— BEGIN —
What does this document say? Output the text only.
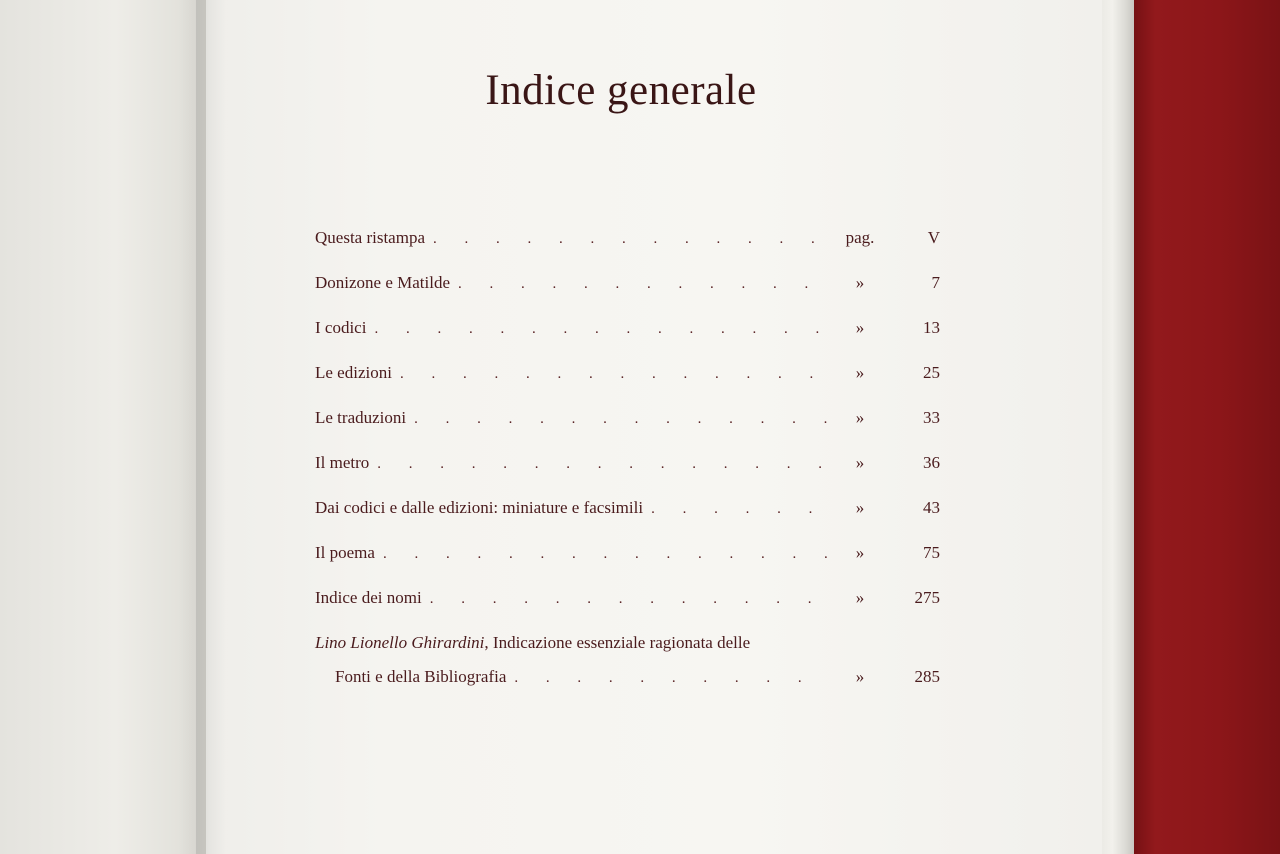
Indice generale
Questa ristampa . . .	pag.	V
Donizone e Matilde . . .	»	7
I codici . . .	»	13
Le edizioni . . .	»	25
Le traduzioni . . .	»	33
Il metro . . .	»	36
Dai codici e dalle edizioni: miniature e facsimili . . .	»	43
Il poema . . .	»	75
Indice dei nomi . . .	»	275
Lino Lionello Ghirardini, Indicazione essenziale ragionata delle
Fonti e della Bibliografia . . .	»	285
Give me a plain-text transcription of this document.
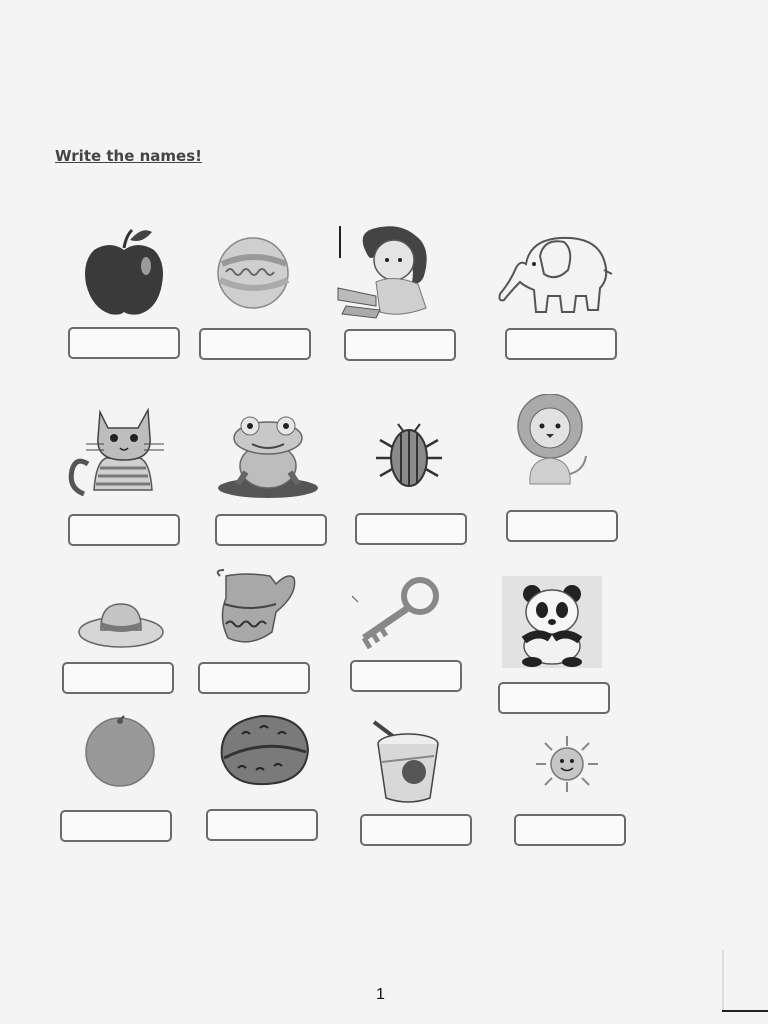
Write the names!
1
— END —
# What to work on
Exactly the lines from the one with "Give me a plain-text" through the end of the records should be written out, and only those. Pictures do not belong in the copy.

# Exercise solution
Give me a plain-text transcription of this document.
Write the names!
1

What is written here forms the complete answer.